PROBLEM DESCRIPTION
Gather all lines in the entries that include the word "into".

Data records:
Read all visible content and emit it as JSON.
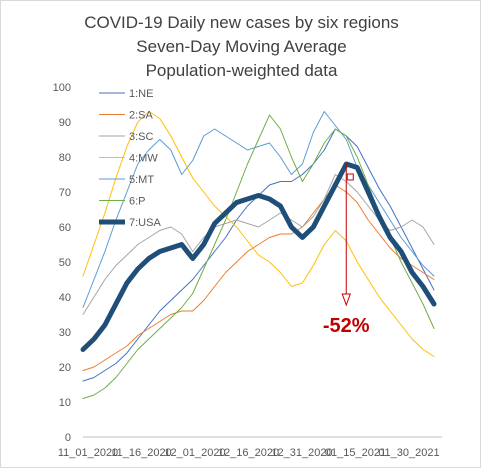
{
  "chart_data": {
    "type": "line",
    "title": [
      "COVID-19 Daily new cases by six regions",
      "Seven-Day Moving Average",
      "Population-weighted data"
    ],
    "ylim": [
      0,
      100
    ],
    "yticks": [
      0,
      10,
      20,
      30,
      40,
      50,
      60,
      70,
      80,
      90,
      100
    ],
    "xticks": [
      "11_01_2020",
      "11_16_2020",
      "12_01_2020",
      "12_16_2020",
      "12_31_2020",
      "01_15_2021",
      "01_30_2021"
    ],
    "x": [
      "11_01_2020",
      "11_04_2020",
      "11_07_2020",
      "11_10_2020",
      "11_13_2020",
      "11_16_2020",
      "11_19_2020",
      "11_22_2020",
      "11_25_2020",
      "11_28_2020",
      "12_01_2020",
      "12_04_2020",
      "12_07_2020",
      "12_10_2020",
      "12_13_2020",
      "12_16_2020",
      "12_19_2020",
      "12_22_2020",
      "12_25_2020",
      "12_28_2020",
      "12_31_2020",
      "01_03_2021",
      "01_06_2021",
      "01_09_2021",
      "01_12_2021",
      "01_15_2021",
      "01_18_2021",
      "01_21_2021",
      "01_24_2021",
      "01_27_2021",
      "01_30_2021",
      "02_02_2021",
      "02_05_2021"
    ],
    "grid": false,
    "legend": "top-left",
    "series": [
      {
        "name": "1:NE",
        "color": "#4472c4",
        "width": 1,
        "values": [
          16,
          17,
          19,
          21,
          24,
          28,
          32,
          36,
          39,
          42,
          45,
          49,
          53,
          57,
          62,
          66,
          69,
          72,
          73,
          73,
          75,
          78,
          82,
          88,
          86,
          83,
          77,
          71,
          66,
          60,
          54,
          48,
          42
        ]
      },
      {
        "name": "2:SA",
        "color": "#ed7d31",
        "width": 1,
        "values": [
          19,
          20,
          22,
          24,
          26,
          29,
          31,
          33,
          35,
          36,
          36,
          39,
          43,
          47,
          50,
          53,
          55,
          57,
          58,
          58,
          60,
          64,
          68,
          72,
          70,
          67,
          62,
          58,
          54,
          51,
          49,
          47,
          45
        ]
      },
      {
        "name": "3:SC",
        "color": "#a5a5a5",
        "width": 1,
        "values": [
          35,
          40,
          45,
          49,
          52,
          55,
          57,
          59,
          60,
          58,
          53,
          57,
          60,
          61,
          62,
          61,
          60,
          62,
          64,
          62,
          60,
          63,
          68,
          75,
          73,
          70,
          66,
          62,
          59,
          60,
          62,
          60,
          55
        ]
      },
      {
        "name": "4:MW",
        "color": "#ffc000",
        "width": 1,
        "values": [
          46,
          55,
          64,
          74,
          83,
          90,
          93,
          91,
          86,
          80,
          74,
          70,
          66,
          63,
          60,
          56,
          52,
          50,
          47,
          43,
          44,
          49,
          55,
          59,
          56,
          50,
          45,
          40,
          36,
          32,
          28,
          25,
          23
        ]
      },
      {
        "name": "5:MT",
        "color": "#5b9bd5",
        "width": 1,
        "values": [
          37,
          45,
          53,
          62,
          70,
          78,
          82,
          85,
          82,
          75,
          79,
          86,
          88,
          86,
          84,
          82,
          83,
          84,
          80,
          75,
          78,
          87,
          93,
          89,
          85,
          77,
          72,
          67,
          62,
          57,
          53,
          49,
          46
        ]
      },
      {
        "name": "6:P",
        "color": "#70ad47",
        "width": 1,
        "values": [
          11,
          12,
          14,
          17,
          21,
          25,
          28,
          31,
          34,
          37,
          41,
          48,
          55,
          62,
          70,
          78,
          85,
          92,
          88,
          80,
          73,
          78,
          84,
          88,
          86,
          80,
          72,
          64,
          57,
          50,
          44,
          38,
          31
        ]
      },
      {
        "name": "7:USA",
        "color": "#1f4e79",
        "width": 5,
        "values": [
          25,
          28,
          32,
          38,
          44,
          48,
          51,
          53,
          54,
          55,
          51,
          55,
          61,
          64,
          67,
          68,
          69,
          68,
          66,
          60,
          57,
          60,
          66,
          72,
          78,
          77,
          70,
          63,
          57,
          53,
          47,
          43,
          38
        ]
      }
    ],
    "annotation": {
      "label": "-52%",
      "from_index": 24,
      "from_value": 78,
      "to_value": 38
    }
  }
}
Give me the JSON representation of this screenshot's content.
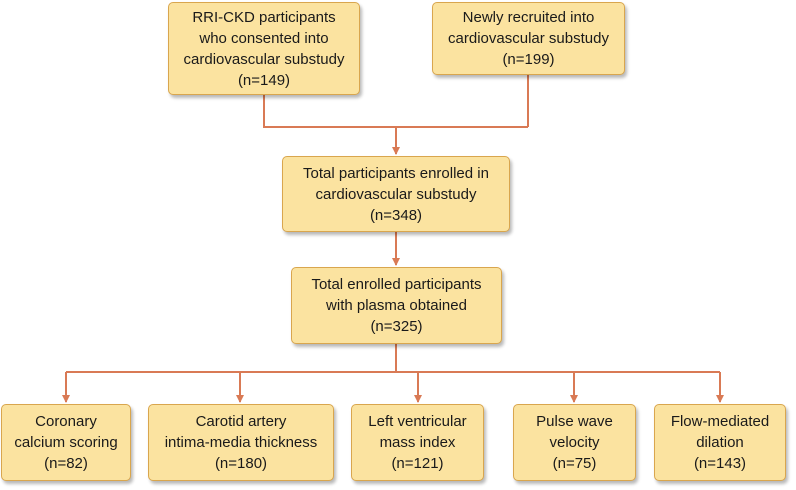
{
  "colors": {
    "box_fill": "#fbe3a0",
    "box_border": "#d9a64e",
    "connector": "#d97a55"
  },
  "boxes": {
    "rri_ckd": [
      "RRI-CKD participants",
      "who consented into",
      "cardiovascular substudy",
      "(n=149)"
    ],
    "newly_recruited": [
      "Newly recruited into",
      "cardiovascular substudy",
      "(n=199)"
    ],
    "total_enrolled": [
      "Total participants enrolled in",
      "cardiovascular substudy",
      "(n=348)"
    ],
    "plasma": [
      "Total enrolled participants",
      "with plasma obtained",
      "(n=325)"
    ],
    "coronary": [
      "Coronary",
      "calcium scoring",
      "(n=82)"
    ],
    "carotid": [
      "Carotid artery",
      "intima-media thickness",
      "(n=180)"
    ],
    "lv_mass": [
      "Left ventricular",
      "mass index",
      "(n=121)"
    ],
    "pwv": [
      "Pulse wave",
      "velocity",
      "(n=75)"
    ],
    "fmd": [
      "Flow-mediated",
      "dilation",
      "(n=143)"
    ]
  }
}
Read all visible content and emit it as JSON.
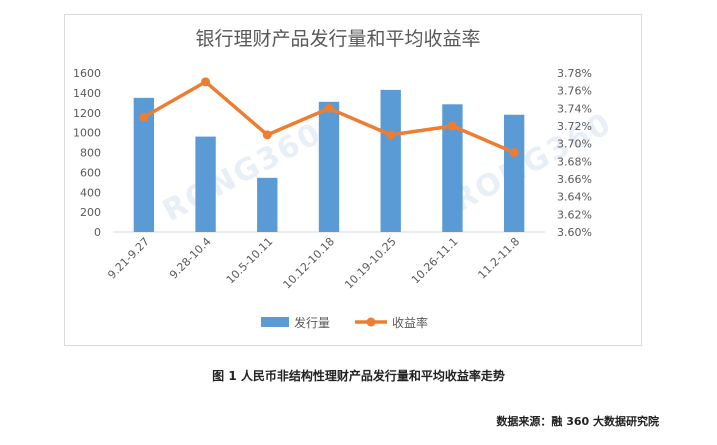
{
  "chart_data": {
    "type": "bar+line",
    "title": "银行理财产品发行量和平均收益率",
    "categories": [
      "9.21-9.27",
      "9.28-10.4",
      "10.5-10.11",
      "10.12-10.18",
      "10.19-10.25",
      "10.26-11.1",
      "11.2-11.8"
    ],
    "series": [
      {
        "name": "发行量",
        "type": "bar",
        "axis": "left",
        "color": "#5b9bd5",
        "values": [
          1350,
          960,
          545,
          1310,
          1430,
          1285,
          1180
        ]
      },
      {
        "name": "收益率",
        "type": "line",
        "axis": "right",
        "color": "#ed7d31",
        "values": [
          3.73,
          3.77,
          3.71,
          3.74,
          3.71,
          3.72,
          3.69
        ]
      }
    ],
    "left_axis": {
      "min": 0,
      "max": 1600,
      "step": 200,
      "ticks": [
        "0",
        "200",
        "400",
        "600",
        "800",
        "1000",
        "1200",
        "1400",
        "1600"
      ]
    },
    "right_axis": {
      "min": 3.6,
      "max": 3.78,
      "step": 0.02,
      "ticks": [
        "3.60%",
        "3.62%",
        "3.64%",
        "3.66%",
        "3.68%",
        "3.70%",
        "3.72%",
        "3.74%",
        "3.76%",
        "3.78%"
      ]
    },
    "grid": false,
    "legend_position": "bottom"
  },
  "watermark": "RONG360",
  "caption": "图 1  人民币非结构性理财产品发行量和平均收益率走势",
  "source": "数据来源：融 360 大数据研究院"
}
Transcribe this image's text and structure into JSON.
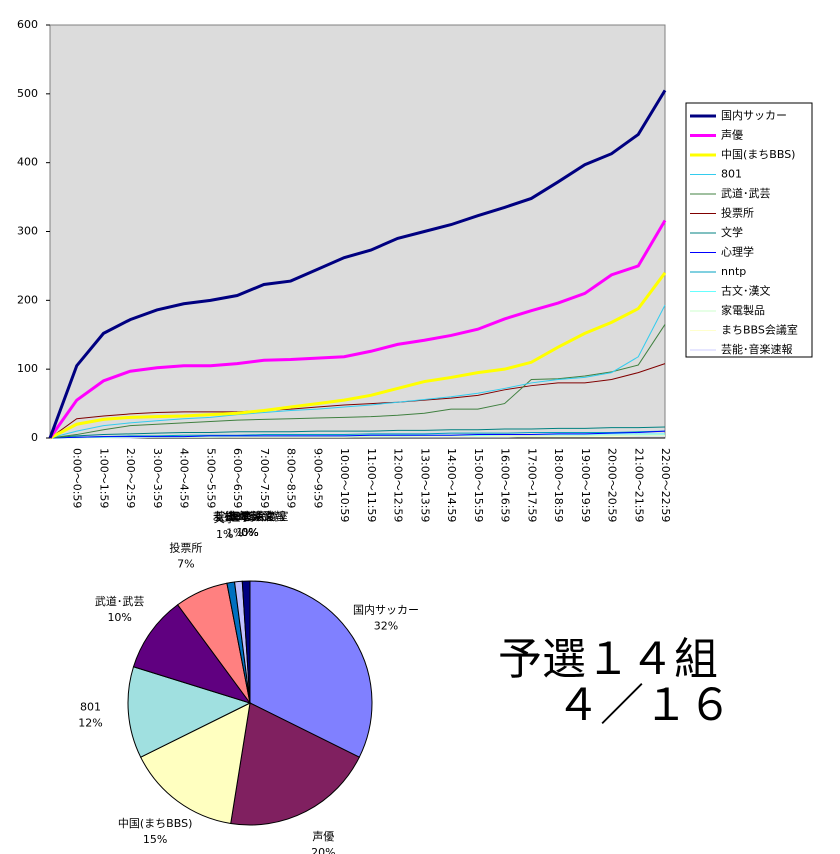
{
  "chart_data": [
    {
      "type": "line",
      "categories": [
        null,
        "0:00～0:59",
        "1:00～1:59",
        "2:00～2:59",
        "3:00～3:59",
        "4:00～4:59",
        "5:00～5:59",
        "6:00～6:59",
        "7:00～7:59",
        "8:00～8:59",
        "9:00～9:59",
        "10:00～10:59",
        "11:00～11:59",
        "12:00～12:59",
        "13:00～13:59",
        "14:00～14:59",
        "15:00～15:59",
        "16:00～16:59",
        "17:00～17:59",
        "18:00～18:59",
        "19:00～19:59",
        "20:00～20:59",
        "21:00～21:59",
        "22:00～22:59"
      ],
      "ylim": [
        0,
        600
      ],
      "yticks": [
        0,
        100,
        200,
        300,
        400,
        500,
        600
      ],
      "series": [
        {
          "name": "国内サッカー",
          "color": "#000080",
          "line_width": 3,
          "values": [
            0,
            105,
            152,
            172,
            186,
            195,
            200,
            207,
            223,
            228,
            245,
            262,
            273,
            290,
            300,
            310,
            323,
            335,
            348,
            372,
            397,
            413,
            441,
            505
          ]
        },
        {
          "name": "声優",
          "color": "#ff00ff",
          "line_width": 3,
          "values": [
            0,
            55,
            83,
            97,
            102,
            105,
            105,
            108,
            113,
            114,
            116,
            118,
            126,
            136,
            142,
            149,
            158,
            173,
            185,
            196,
            210,
            237,
            250,
            316
          ]
        },
        {
          "name": "中国(まちBBS)",
          "color": "#ffff00",
          "line_width": 3,
          "values": [
            0,
            20,
            27,
            30,
            31,
            32,
            34,
            36,
            40,
            45,
            50,
            55,
            62,
            72,
            82,
            88,
            95,
            100,
            110,
            132,
            152,
            168,
            188,
            240
          ]
        },
        {
          "name": "801",
          "color": "#33ccee",
          "line_width": 1,
          "values": [
            0,
            10,
            18,
            22,
            25,
            28,
            30,
            34,
            37,
            40,
            42,
            45,
            48,
            52,
            56,
            60,
            65,
            72,
            80,
            85,
            88,
            95,
            118,
            193
          ]
        },
        {
          "name": "武道･武芸",
          "color": "#408040",
          "line_width": 1,
          "values": [
            0,
            5,
            12,
            18,
            20,
            22,
            24,
            26,
            27,
            28,
            29,
            30,
            31,
            33,
            36,
            42,
            42,
            50,
            85,
            86,
            90,
            96,
            106,
            165
          ]
        },
        {
          "name": "投票所",
          "color": "#800000",
          "line_width": 1,
          "values": [
            0,
            28,
            32,
            35,
            37,
            38,
            38,
            38,
            40,
            42,
            45,
            48,
            50,
            52,
            55,
            58,
            62,
            70,
            76,
            80,
            80,
            85,
            95,
            108
          ]
        },
        {
          "name": "文学",
          "color": "#008080",
          "line_width": 1,
          "values": [
            0,
            3,
            5,
            6,
            7,
            8,
            8,
            9,
            9,
            9,
            10,
            10,
            10,
            11,
            11,
            12,
            12,
            13,
            13,
            14,
            14,
            15,
            15,
            16
          ]
        },
        {
          "name": "心理学",
          "color": "#0000ff",
          "line_width": 1,
          "values": [
            0,
            1,
            2,
            2,
            2,
            2,
            3,
            3,
            3,
            3,
            3,
            3,
            4,
            4,
            4,
            4,
            5,
            5,
            5,
            6,
            6,
            7,
            8,
            10
          ]
        },
        {
          "name": "nntp",
          "color": "#00a0c0",
          "line_width": 1,
          "values": [
            0,
            1,
            2,
            3,
            3,
            4,
            4,
            4,
            5,
            5,
            5,
            5,
            6,
            6,
            6,
            7,
            7,
            7,
            8,
            8,
            8,
            8,
            9,
            10
          ]
        },
        {
          "name": "古文･漢文",
          "color": "#66ffff",
          "line_width": 1,
          "values": [
            0,
            1,
            1,
            2,
            2,
            2,
            3,
            3,
            3,
            3,
            3,
            3,
            4,
            4,
            4,
            4,
            4,
            5,
            5,
            5,
            5,
            6,
            6,
            6
          ]
        },
        {
          "name": "家電製品",
          "color": "#ccffcc",
          "line_width": 1,
          "values": [
            0,
            0,
            1,
            1,
            1,
            1,
            1,
            2,
            2,
            2,
            2,
            2,
            2,
            2,
            3,
            3,
            3,
            3,
            3,
            3,
            3,
            4,
            4,
            4
          ]
        },
        {
          "name": "まちBBS会議室",
          "color": "#ffffcc",
          "line_width": 1,
          "values": [
            0,
            0,
            0,
            1,
            1,
            1,
            1,
            1,
            1,
            1,
            1,
            1,
            2,
            2,
            2,
            2,
            2,
            2,
            2,
            2,
            2,
            2,
            3,
            3
          ]
        },
        {
          "name": "芸能･音楽速報",
          "color": "#ccccff",
          "line_width": 1,
          "values": [
            0,
            0,
            0,
            0,
            1,
            1,
            1,
            1,
            1,
            1,
            1,
            1,
            1,
            1,
            1,
            1,
            1,
            1,
            2,
            2,
            2,
            2,
            2,
            2
          ]
        }
      ]
    },
    {
      "type": "pie",
      "categories": [
        "国内サッカー",
        "声優",
        "中国(まちBBS)",
        "801",
        "武道･武芸",
        "投票所",
        "文学",
        "心理学",
        "nntp",
        "古文･漢文",
        "家電製品",
        "まちBBS会議室",
        "芸能･音楽速報"
      ],
      "values": [
        32,
        20,
        15,
        12,
        10,
        7,
        1,
        1,
        1,
        0,
        0,
        0,
        0
      ],
      "value_labels": [
        "32%",
        "20%",
        "15%",
        "12%",
        "10%",
        "7%",
        "1%",
        "1%",
        "1%",
        "0%",
        "0%",
        "0%",
        "0%"
      ],
      "colors": [
        "#8080ff",
        "#802060",
        "#ffffc0",
        "#a0e0e0",
        "#600080",
        "#ff8080",
        "#0070c0",
        "#c0c0ff",
        "#000080",
        "#ff00ff",
        "#ffff00",
        "#00ffff",
        "#800080"
      ]
    }
  ],
  "annotation": [
    "予選１４組",
    "４／１６"
  ]
}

OUTPUT
      "who consented into",
      "Newly recruited into",
Transcribe this image's text and structure into JSON.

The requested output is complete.